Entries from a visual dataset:
+-------+
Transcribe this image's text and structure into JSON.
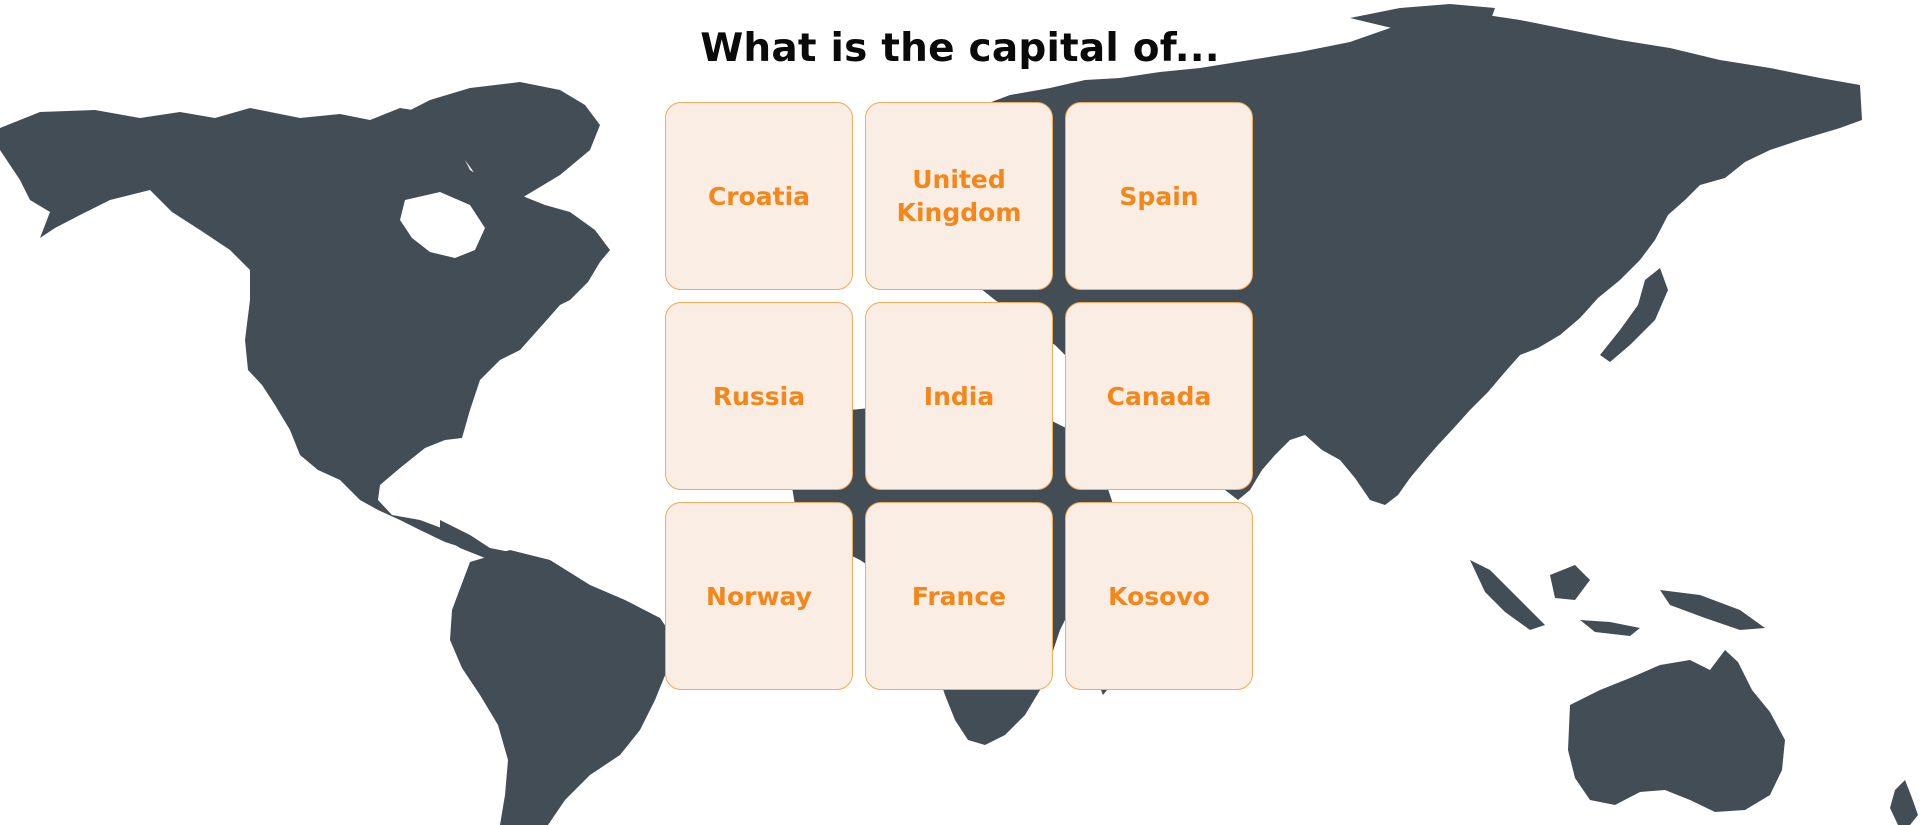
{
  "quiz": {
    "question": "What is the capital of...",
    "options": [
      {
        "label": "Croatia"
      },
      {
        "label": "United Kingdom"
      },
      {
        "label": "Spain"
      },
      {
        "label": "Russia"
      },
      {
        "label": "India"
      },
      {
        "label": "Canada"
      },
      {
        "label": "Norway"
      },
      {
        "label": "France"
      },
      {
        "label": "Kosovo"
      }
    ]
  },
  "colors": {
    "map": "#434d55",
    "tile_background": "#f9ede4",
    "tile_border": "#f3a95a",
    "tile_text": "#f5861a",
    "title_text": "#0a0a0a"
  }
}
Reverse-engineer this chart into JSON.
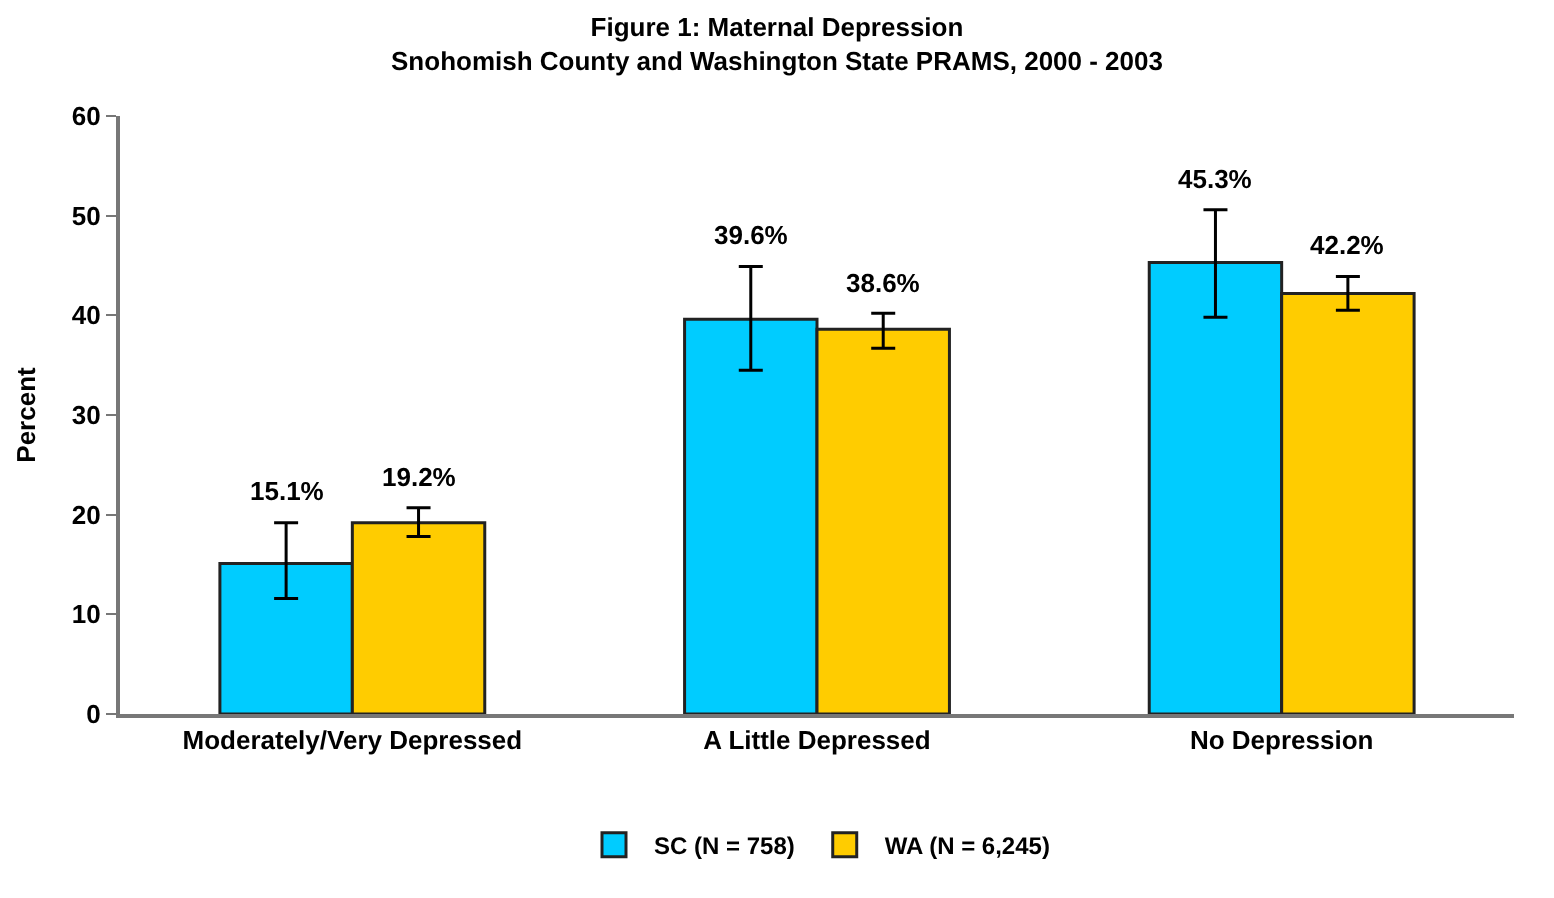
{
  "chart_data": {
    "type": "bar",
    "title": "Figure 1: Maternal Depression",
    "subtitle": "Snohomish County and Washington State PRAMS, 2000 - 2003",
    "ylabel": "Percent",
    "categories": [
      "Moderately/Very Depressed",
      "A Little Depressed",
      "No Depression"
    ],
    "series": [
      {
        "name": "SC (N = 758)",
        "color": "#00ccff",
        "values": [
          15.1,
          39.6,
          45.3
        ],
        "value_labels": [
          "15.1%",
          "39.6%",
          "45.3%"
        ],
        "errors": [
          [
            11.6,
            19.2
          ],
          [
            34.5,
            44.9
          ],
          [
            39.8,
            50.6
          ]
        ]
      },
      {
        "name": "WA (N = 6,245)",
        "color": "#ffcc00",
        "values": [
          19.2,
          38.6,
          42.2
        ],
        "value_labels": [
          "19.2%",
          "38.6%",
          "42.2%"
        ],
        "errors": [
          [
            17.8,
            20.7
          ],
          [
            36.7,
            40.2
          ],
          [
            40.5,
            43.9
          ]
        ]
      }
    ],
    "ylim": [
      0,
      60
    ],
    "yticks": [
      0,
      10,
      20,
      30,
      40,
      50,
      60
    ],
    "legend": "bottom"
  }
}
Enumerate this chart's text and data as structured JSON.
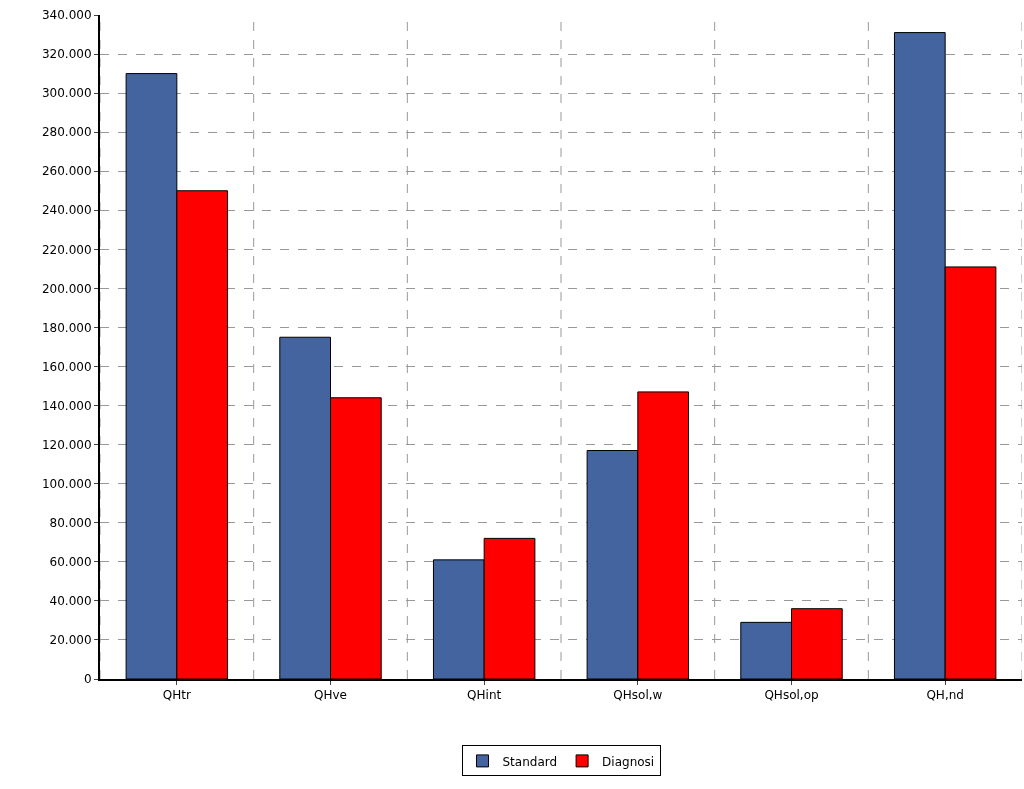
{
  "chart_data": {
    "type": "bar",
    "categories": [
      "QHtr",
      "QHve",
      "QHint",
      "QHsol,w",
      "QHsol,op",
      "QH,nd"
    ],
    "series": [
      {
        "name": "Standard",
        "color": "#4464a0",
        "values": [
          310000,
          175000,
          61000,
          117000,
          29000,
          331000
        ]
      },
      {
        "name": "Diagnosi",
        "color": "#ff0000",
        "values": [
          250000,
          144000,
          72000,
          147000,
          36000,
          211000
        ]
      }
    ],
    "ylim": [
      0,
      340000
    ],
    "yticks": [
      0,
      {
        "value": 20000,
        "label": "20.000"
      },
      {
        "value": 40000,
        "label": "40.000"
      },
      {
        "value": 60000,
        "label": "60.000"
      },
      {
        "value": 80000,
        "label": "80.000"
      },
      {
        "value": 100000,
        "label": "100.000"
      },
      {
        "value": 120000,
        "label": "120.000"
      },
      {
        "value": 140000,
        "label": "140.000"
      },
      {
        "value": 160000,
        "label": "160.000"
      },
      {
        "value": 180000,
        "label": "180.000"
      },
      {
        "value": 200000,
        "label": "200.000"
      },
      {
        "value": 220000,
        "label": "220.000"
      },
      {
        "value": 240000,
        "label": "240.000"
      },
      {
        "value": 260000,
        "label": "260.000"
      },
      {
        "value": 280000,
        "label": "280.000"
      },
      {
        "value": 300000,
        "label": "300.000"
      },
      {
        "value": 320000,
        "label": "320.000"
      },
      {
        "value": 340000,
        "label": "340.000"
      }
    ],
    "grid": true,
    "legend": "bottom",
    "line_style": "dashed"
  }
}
+-------+
### What is being asked:
Extract all the data above exactly, excluding every picture.

### Response to this exercise:
Transcribe this image's text and structure into JSON.
{
  "quiz": {
    "question": "What is the capital of...",
    "options": [
      {
        "label": "Croatia"
      },
      {
        "label": "United Kingdom"
      },
      {
        "label": "Spain"
      },
      {
        "label": "Russia"
      },
      {
        "label": "India"
      },
      {
        "label": "Canada"
      },
      {
        "label": "Norway"
      },
      {
        "label": "France"
      },
      {
        "label": "Kosovo"
      }
    ]
  },
  "colors": {
    "map": "#434d55",
    "tile_background": "#f9ede4",
    "tile_border": "#f3a95a",
    "tile_text": "#f5861a",
    "title_text": "#0a0a0a"
  }
}
Reverse-engineer this chart into JSON.
{
  "chart_data": {
    "type": "bar",
    "title": "Figure 1: Maternal Depression",
    "subtitle": "Snohomish County and Washington State PRAMS, 2000 - 2003",
    "ylabel": "Percent",
    "categories": [
      "Moderately/Very Depressed",
      "A Little Depressed",
      "No Depression"
    ],
    "series": [
      {
        "name": "SC (N = 758)",
        "color": "#00ccff",
        "values": [
          15.1,
          39.6,
          45.3
        ],
        "value_labels": [
          "15.1%",
          "39.6%",
          "45.3%"
        ],
        "errors": [
          [
            11.6,
            19.2
          ],
          [
            34.5,
            44.9
          ],
          [
            39.8,
            50.6
          ]
        ]
      },
      {
        "name": "WA (N = 6,245)",
        "color": "#ffcc00",
        "values": [
          19.2,
          38.6,
          42.2
        ],
        "value_labels": [
          "19.2%",
          "38.6%",
          "42.2%"
        ],
        "errors": [
          [
            17.8,
            20.7
          ],
          [
            36.7,
            40.2
          ],
          [
            40.5,
            43.9
          ]
        ]
      }
    ],
    "ylim": [
      0,
      60
    ],
    "yticks": [
      0,
      10,
      20,
      30,
      40,
      50,
      60
    ],
    "legend": "bottom"
  }
}
Enumerate this chart's text and data as structured JSON.
{
  "chart_data": {
    "type": "bar",
    "categories": [
      "QHtr",
      "QHve",
      "QHint",
      "QHsol,w",
      "QHsol,op",
      "QH,nd"
    ],
    "series": [
      {
        "name": "Standard",
        "color": "#4464a0",
        "values": [
          310000,
          175000,
          61000,
          117000,
          29000,
          331000
        ]
      },
      {
        "name": "Diagnosi",
        "color": "#ff0000",
        "values": [
          250000,
          144000,
          72000,
          147000,
          36000,
          211000
        ]
      }
    ],
    "ylim": [
      0,
      340000
    ],
    "yticks": [
      0,
      {
        "value": 20000,
        "label": "20.000"
      },
      {
        "value": 40000,
        "label": "40.000"
      },
      {
        "value": 60000,
        "label": "60.000"
      },
      {
        "value": 80000,
        "label": "80.000"
      },
      {
        "value": 100000,
        "label": "100.000"
      },
      {
        "value": 120000,
        "label": "120.000"
      },
      {
        "value": 140000,
        "label": "140.000"
      },
      {
        "value": 160000,
        "label": "160.000"
      },
      {
        "value": 180000,
        "label": "180.000"
      },
      {
        "value": 200000,
        "label": "200.000"
      },
      {
        "value": 220000,
        "label": "220.000"
      },
      {
        "value": 240000,
        "label": "240.000"
      },
      {
        "value": 260000,
        "label": "260.000"
      },
      {
        "value": 280000,
        "label": "280.000"
      },
      {
        "value": 300000,
        "label": "300.000"
      },
      {
        "value": 320000,
        "label": "320.000"
      },
      {
        "value": 340000,
        "label": "340.000"
      }
    ],
    "grid": true,
    "legend": "bottom",
    "line_style": "dashed"
  }
}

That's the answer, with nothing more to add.